Reproduce all of the data word for word.

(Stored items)
>> Start

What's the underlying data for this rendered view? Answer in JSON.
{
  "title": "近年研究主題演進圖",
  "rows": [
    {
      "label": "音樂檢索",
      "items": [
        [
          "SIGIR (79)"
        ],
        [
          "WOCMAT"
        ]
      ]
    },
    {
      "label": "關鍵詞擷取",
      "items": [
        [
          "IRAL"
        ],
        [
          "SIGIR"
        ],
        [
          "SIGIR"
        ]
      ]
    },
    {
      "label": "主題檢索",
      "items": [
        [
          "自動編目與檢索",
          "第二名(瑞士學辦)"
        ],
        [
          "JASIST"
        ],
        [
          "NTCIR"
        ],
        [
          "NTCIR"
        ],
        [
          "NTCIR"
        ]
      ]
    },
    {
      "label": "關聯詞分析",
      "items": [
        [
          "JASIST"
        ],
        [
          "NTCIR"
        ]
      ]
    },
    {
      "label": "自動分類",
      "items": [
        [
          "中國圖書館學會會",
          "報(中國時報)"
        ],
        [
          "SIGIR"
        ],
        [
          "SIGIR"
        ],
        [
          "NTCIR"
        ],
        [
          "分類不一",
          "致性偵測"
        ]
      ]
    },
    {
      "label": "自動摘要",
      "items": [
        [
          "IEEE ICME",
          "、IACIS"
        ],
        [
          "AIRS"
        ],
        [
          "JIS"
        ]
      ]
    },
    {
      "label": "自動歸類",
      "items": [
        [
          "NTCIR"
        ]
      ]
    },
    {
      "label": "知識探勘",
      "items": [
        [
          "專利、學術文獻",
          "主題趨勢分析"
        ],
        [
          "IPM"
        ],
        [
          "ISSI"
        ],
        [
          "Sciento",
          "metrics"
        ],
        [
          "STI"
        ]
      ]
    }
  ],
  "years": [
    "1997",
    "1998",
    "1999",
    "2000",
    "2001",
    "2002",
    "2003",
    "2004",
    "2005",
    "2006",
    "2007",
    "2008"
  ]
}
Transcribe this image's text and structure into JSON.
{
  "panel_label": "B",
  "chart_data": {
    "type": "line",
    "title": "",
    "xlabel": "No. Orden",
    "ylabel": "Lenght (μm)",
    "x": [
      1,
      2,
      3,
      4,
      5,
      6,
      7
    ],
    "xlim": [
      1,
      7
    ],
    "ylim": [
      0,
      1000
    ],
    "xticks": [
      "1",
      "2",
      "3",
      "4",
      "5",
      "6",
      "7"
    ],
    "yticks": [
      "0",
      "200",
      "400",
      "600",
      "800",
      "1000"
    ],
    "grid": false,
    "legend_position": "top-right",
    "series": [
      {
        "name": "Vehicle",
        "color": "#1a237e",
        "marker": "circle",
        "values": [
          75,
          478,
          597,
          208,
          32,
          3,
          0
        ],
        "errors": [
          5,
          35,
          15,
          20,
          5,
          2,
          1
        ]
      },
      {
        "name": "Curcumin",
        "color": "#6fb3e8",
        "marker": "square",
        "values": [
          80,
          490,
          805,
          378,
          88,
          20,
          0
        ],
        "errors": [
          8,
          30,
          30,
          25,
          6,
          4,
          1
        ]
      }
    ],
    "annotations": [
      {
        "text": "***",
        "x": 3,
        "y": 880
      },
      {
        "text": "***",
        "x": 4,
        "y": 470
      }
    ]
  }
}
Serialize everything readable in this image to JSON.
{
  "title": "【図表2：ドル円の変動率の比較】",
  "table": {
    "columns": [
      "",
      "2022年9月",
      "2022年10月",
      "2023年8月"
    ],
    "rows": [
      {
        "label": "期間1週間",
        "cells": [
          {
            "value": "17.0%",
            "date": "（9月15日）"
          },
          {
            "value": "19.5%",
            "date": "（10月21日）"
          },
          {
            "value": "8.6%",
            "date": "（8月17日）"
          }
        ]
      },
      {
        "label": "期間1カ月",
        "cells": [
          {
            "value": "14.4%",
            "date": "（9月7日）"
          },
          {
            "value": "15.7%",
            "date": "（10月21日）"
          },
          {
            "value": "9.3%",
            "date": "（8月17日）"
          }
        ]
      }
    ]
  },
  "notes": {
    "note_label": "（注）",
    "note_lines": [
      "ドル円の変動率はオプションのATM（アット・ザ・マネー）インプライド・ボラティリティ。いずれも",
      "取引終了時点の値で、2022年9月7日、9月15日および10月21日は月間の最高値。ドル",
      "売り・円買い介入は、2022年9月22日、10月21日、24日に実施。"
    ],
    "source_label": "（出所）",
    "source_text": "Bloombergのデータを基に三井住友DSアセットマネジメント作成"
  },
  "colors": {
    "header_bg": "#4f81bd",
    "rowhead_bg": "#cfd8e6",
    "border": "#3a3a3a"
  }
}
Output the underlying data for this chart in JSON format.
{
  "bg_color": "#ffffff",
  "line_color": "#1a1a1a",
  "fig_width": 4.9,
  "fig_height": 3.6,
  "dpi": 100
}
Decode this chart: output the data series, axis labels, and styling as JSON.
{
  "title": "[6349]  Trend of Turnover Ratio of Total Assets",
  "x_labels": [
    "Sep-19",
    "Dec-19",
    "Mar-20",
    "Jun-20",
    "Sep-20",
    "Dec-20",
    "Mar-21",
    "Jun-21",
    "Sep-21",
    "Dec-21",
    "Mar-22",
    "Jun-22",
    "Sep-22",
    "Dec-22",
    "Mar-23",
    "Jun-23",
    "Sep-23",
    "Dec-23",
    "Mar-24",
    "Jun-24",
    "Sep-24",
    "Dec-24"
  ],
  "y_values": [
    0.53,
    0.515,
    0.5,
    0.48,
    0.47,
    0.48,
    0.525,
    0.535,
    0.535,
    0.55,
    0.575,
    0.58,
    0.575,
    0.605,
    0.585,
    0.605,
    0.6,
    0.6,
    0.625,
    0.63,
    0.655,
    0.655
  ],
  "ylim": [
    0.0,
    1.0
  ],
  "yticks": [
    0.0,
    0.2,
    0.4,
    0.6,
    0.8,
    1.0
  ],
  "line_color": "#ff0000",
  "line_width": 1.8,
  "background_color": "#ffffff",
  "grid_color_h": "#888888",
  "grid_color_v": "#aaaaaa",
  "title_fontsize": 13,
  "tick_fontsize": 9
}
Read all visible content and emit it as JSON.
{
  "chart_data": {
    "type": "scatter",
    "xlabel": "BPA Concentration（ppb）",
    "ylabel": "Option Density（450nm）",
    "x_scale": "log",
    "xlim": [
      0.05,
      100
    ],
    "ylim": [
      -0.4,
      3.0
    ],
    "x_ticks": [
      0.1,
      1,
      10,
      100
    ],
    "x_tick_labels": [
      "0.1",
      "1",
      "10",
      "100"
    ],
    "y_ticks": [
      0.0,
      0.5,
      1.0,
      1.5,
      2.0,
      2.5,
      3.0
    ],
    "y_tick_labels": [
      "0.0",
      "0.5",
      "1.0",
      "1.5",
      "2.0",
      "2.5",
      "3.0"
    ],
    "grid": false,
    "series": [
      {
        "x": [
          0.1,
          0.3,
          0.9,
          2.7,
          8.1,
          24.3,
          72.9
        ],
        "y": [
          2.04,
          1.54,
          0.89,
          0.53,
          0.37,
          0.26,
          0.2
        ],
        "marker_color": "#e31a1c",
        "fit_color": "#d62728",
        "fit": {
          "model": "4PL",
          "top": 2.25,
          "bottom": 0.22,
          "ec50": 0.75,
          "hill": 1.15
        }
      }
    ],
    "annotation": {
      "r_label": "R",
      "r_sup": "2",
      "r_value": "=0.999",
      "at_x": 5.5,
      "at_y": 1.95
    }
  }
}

>> End

ANSWER FOR THE TASK
What's the underlying data for this rendered view? Answer in JSON.
{
  "title": "近年研究主題演進圖",
  "rows": [
    {
      "label": "音樂檢索",
      "items": [
        [
          "SIGIR (79)"
        ],
        [
          "WOCMAT"
        ]
      ]
    },
    {
      "label": "關鍵詞擷取",
      "items": [
        [
          "IRAL"
        ],
        [
          "SIGIR"
        ],
        [
          "SIGIR"
        ]
      ]
    },
    {
      "label": "主題檢索",
      "items": [
        [
          "自動編目與檢索",
          "第二名(瑞士學辦)"
        ],
        [
          "JASIST"
        ],
        [
          "NTCIR"
        ],
        [
          "NTCIR"
        ],
        [
          "NTCIR"
        ]
      ]
    },
    {
      "label": "關聯詞分析",
      "items": [
        [
          "JASIST"
        ],
        [
          "NTCIR"
        ]
      ]
    },
    {
      "label": "自動分類",
      "items": [
        [
          "中國圖書館學會會",
          "報(中國時報)"
        ],
        [
          "SIGIR"
        ],
        [
          "SIGIR"
        ],
        [
          "NTCIR"
        ],
        [
          "分類不一",
          "致性偵測"
        ]
      ]
    },
    {
      "label": "自動摘要",
      "items": [
        [
          "IEEE ICME",
          "、IACIS"
        ],
        [
          "AIRS"
        ],
        [
          "JIS"
        ]
      ]
    },
    {
      "label": "自動歸類",
      "items": [
        [
          "NTCIR"
        ]
      ]
    },
    {
      "label": "知識探勘",
      "items": [
        [
          "專利、學術文獻",
          "主題趨勢分析"
        ],
        [
          "IPM"
        ],
        [
          "ISSI"
        ],
        [
          "Sciento",
          "metrics"
        ],
        [
          "STI"
        ]
      ]
    }
  ],
  "years": [
    "1997",
    "1998",
    "1999",
    "2000",
    "2001",
    "2002",
    "2003",
    "2004",
    "2005",
    "2006",
    "2007",
    "2008"
  ]
}
Transcribe this image's text and structure into JSON.
{
  "panel_label": "B",
  "chart_data": {
    "type": "line",
    "title": "",
    "xlabel": "No. Orden",
    "ylabel": "Lenght (μm)",
    "x": [
      1,
      2,
      3,
      4,
      5,
      6,
      7
    ],
    "xlim": [
      1,
      7
    ],
    "ylim": [
      0,
      1000
    ],
    "xticks": [
      "1",
      "2",
      "3",
      "4",
      "5",
      "6",
      "7"
    ],
    "yticks": [
      "0",
      "200",
      "400",
      "600",
      "800",
      "1000"
    ],
    "grid": false,
    "legend_position": "top-right",
    "series": [
      {
        "name": "Vehicle",
        "color": "#1a237e",
        "marker": "circle",
        "values": [
          75,
          478,
          597,
          208,
          32,
          3,
          0
        ],
        "errors": [
          5,
          35,
          15,
          20,
          5,
          2,
          1
        ]
      },
      {
        "name": "Curcumin",
        "color": "#6fb3e8",
        "marker": "square",
        "values": [
          80,
          490,
          805,
          378,
          88,
          20,
          0
        ],
        "errors": [
          8,
          30,
          30,
          25,
          6,
          4,
          1
        ]
      }
    ],
    "annotations": [
      {
        "text": "***",
        "x": 3,
        "y": 880
      },
      {
        "text": "***",
        "x": 4,
        "y": 470
      }
    ]
  }
}
Serialize everything readable in this image to JSON.
{
  "title": "【図表2：ドル円の変動率の比較】",
  "table": {
    "columns": [
      "",
      "2022年9月",
      "2022年10月",
      "2023年8月"
    ],
    "rows": [
      {
        "label": "期間1週間",
        "cells": [
          {
            "value": "17.0%",
            "date": "（9月15日）"
          },
          {
            "value": "19.5%",
            "date": "（10月21日）"
          },
          {
            "value": "8.6%",
            "date": "（8月17日）"
          }
        ]
      },
      {
        "label": "期間1カ月",
        "cells": [
          {
            "value": "14.4%",
            "date": "（9月7日）"
          },
          {
            "value": "15.7%",
            "date": "（10月21日）"
          },
          {
            "value": "9.3%",
            "date": "（8月17日）"
          }
        ]
      }
    ]
  },
  "notes": {
    "note_label": "（注）",
    "note_lines": [
      "ドル円の変動率はオプションのATM（アット・ザ・マネー）インプライド・ボラティリティ。いずれも",
      "取引終了時点の値で、2022年9月7日、9月15日および10月21日は月間の最高値。ドル",
      "売り・円買い介入は、2022年9月22日、10月21日、24日に実施。"
    ],
    "source_label": "（出所）",
    "source_text": "Bloombergのデータを基に三井住友DSアセットマネジメント作成"
  },
  "colors": {
    "header_bg": "#4f81bd",
    "rowhead_bg": "#cfd8e6",
    "border": "#3a3a3a"
  }
}
Output the underlying data for this chart in JSON format.
{
  "bg_color": "#ffffff",
  "line_color": "#1a1a1a",
  "fig_width": 4.9,
  "fig_height": 3.6,
  "dpi": 100
}
Decode this chart: output the data series, axis labels, and styling as JSON.
{
  "title": "[6349]  Trend of Turnover Ratio of Total Assets",
  "x_labels": [
    "Sep-19",
    "Dec-19",
    "Mar-20",
    "Jun-20",
    "Sep-20",
    "Dec-20",
    "Mar-21",
    "Jun-21",
    "Sep-21",
    "Dec-21",
    "Mar-22",
    "Jun-22",
    "Sep-22",
    "Dec-22",
    "Mar-23",
    "Jun-23",
    "Sep-23",
    "Dec-23",
    "Mar-24",
    "Jun-24",
    "Sep-24",
    "Dec-24"
  ],
  "y_values": [
    0.53,
    0.515,
    0.5,
    0.48,
    0.47,
    0.48,
    0.525,
    0.535,
    0.535,
    0.55,
    0.575,
    0.58,
    0.575,
    0.605,
    0.585,
    0.605,
    0.6,
    0.6,
    0.625,
    0.63,
    0.655,
    0.655
  ],
  "ylim": [
    0.0,
    1.0
  ],
  "yticks": [
    0.0,
    0.2,
    0.4,
    0.6,
    0.8,
    1.0
  ],
  "line_color": "#ff0000",
  "line_width": 1.8,
  "background_color": "#ffffff",
  "grid_color_h": "#888888",
  "grid_color_v": "#aaaaaa",
  "title_fontsize": 13,
  "tick_fontsize": 9
}
Read all visible content and emit it as JSON.
{
  "chart_data": {
    "type": "scatter",
    "xlabel": "BPA Concentration（ppb）",
    "ylabel": "Option Density（450nm）",
    "x_scale": "log",
    "xlim": [
      0.05,
      100
    ],
    "ylim": [
      -0.4,
      3.0
    ],
    "x_ticks": [
      0.1,
      1,
      10,
      100
    ],
    "x_tick_labels": [
      "0.1",
      "1",
      "10",
      "100"
    ],
    "y_ticks": [
      0.0,
      0.5,
      1.0,
      1.5,
      2.0,
      2.5,
      3.0
    ],
    "y_tick_labels": [
      "0.0",
      "0.5",
      "1.0",
      "1.5",
      "2.0",
      "2.5",
      "3.0"
    ],
    "grid": false,
    "series": [
      {
        "x": [
          0.1,
          0.3,
          0.9,
          2.7,
          8.1,
          24.3,
          72.9
        ],
        "y": [
          2.04,
          1.54,
          0.89,
          0.53,
          0.37,
          0.26,
          0.2
        ],
        "marker_color": "#e31a1c",
        "fit_color": "#d62728",
        "fit": {
          "model": "4PL",
          "top": 2.25,
          "bottom": 0.22,
          "ec50": 0.75,
          "hill": 1.15
        }
      }
    ],
    "annotation": {
      "r_label": "R",
      "r_sup": "2",
      "r_value": "=0.999",
      "at_x": 5.5,
      "at_y": 1.95
    }
  }
}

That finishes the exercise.